AIM OF THE TASK => Return the entries below in their exact form, leaving the pictures out.

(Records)
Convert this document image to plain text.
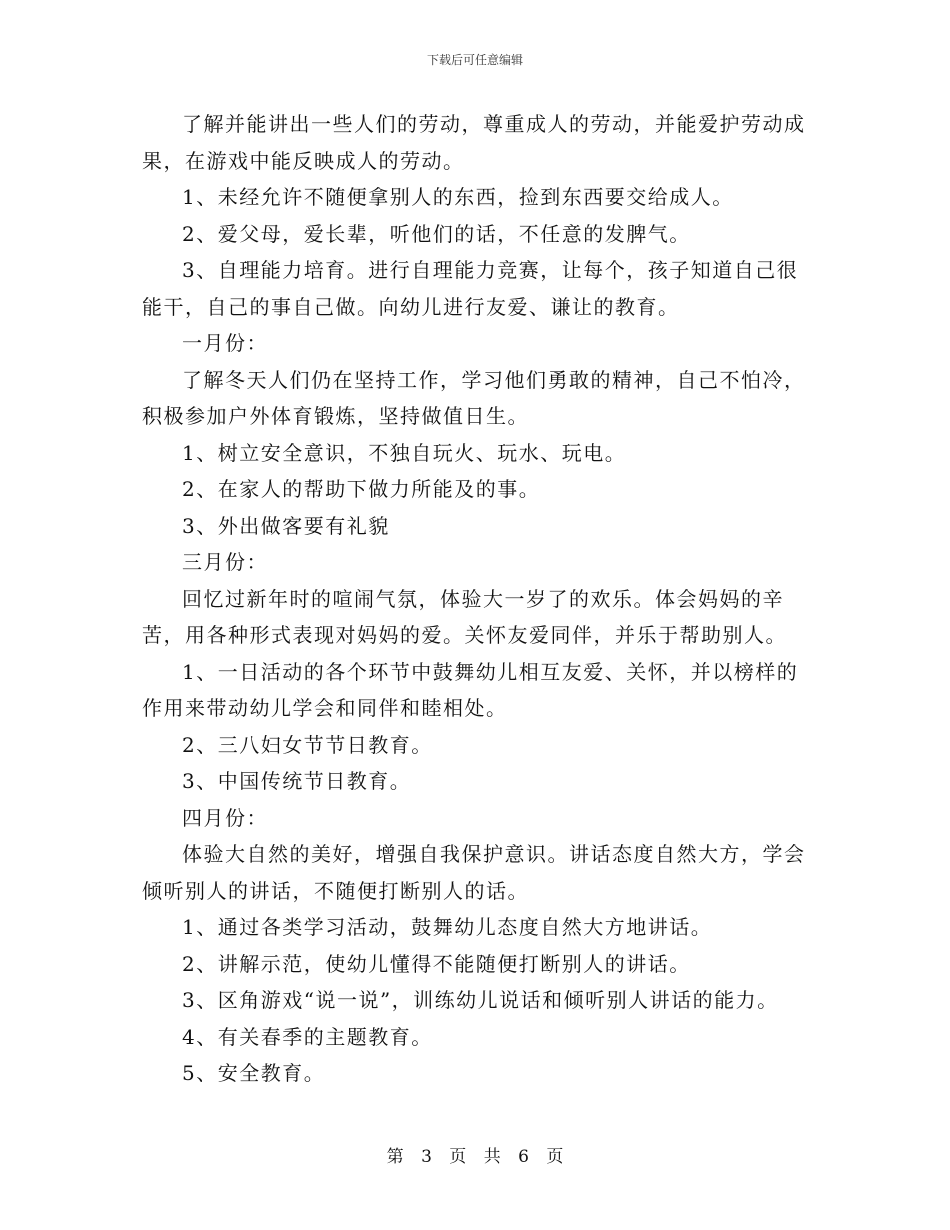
下载后可任意编辑

了解并能讲出一些人们的劳动，尊重成人的劳动，并能爱护劳动成果，在游戏中能反映成人的劳动。

1、未经允许不随便拿别人的东西，捡到东西要交给成人。

2、爱父母，爱长辈，听他们的话，不任意的发脾气。

3、自理能力培育。进行自理能力竞赛，让每个，孩子知道自己很能干，自己的事自己做。向幼儿进行友爱、谦让的教育。

一月份：

了解冬天人们仍在坚持工作，学习他们勇敢的精神，自己不怕冷，积极参加户外体育锻炼，坚持做值日生。

1、树立安全意识，不独自玩火、玩水、玩电。

2、在家人的帮助下做力所能及的事。

3、外出做客要有礼貌

三月份：

回忆过新年时的喧闹气氛，体验大一岁了的欢乐。体会妈妈的辛苦，用各种形式表现对妈妈的爱。关怀友爱同伴，并乐于帮助别人。

1、一日活动的各个环节中鼓舞幼儿相互友爱、关怀，并以榜样的作用来带动幼儿学会和同伴和睦相处。

2、三八妇女节节日教育。

3、中国传统节日教育。

四月份：

体验大自然的美好，增强自我保护意识。讲话态度自然大方，学会倾听别人的讲话，不随便打断别人的话。

1、通过各类学习活动，鼓舞幼儿态度自然大方地讲话。

2、讲解示范，使幼儿懂得不能随便打断别人的讲话。

3、区角游戏“说一说”，训练幼儿说话和倾听别人讲话的能力。

4、有关春季的主题教育。

5、安全教育。

第 3 页 共 6 页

PROBLEM SOLUTION =>
Convert this document image to plain text.
下载后可任意编辑

了解并能讲出一些人们的劳动，尊重成人的劳动，并能爱护劳动成果，在游戏中能反映成人的劳动。

1、未经允许不随便拿别人的东西，捡到东西要交给成人。

2、爱父母，爱长辈，听他们的话，不任意的发脾气。

3、自理能力培育。进行自理能力竞赛，让每个，孩子知道自己很能干，自己的事自己做。向幼儿进行友爱、谦让的教育。

一月份：

了解冬天人们仍在坚持工作，学习他们勇敢的精神，自己不怕冷，积极参加户外体育锻炼，坚持做值日生。

1、树立安全意识，不独自玩火、玩水、玩电。

2、在家人的帮助下做力所能及的事。

3、外出做客要有礼貌

三月份：

回忆过新年时的喧闹气氛，体验大一岁了的欢乐。体会妈妈的辛苦，用各种形式表现对妈妈的爱。关怀友爱同伴，并乐于帮助别人。

1、一日活动的各个环节中鼓舞幼儿相互友爱、关怀，并以榜样的作用来带动幼儿学会和同伴和睦相处。

2、三八妇女节节日教育。

3、中国传统节日教育。

四月份：

体验大自然的美好，增强自我保护意识。讲话态度自然大方，学会倾听别人的讲话，不随便打断别人的话。

1、通过各类学习活动，鼓舞幼儿态度自然大方地讲话。

2、讲解示范，使幼儿懂得不能随便打断别人的讲话。

3、区角游戏“说一说”，训练幼儿说话和倾听别人讲话的能力。

4、有关春季的主题教育。

5、安全教育。

第 3 页 共 6 页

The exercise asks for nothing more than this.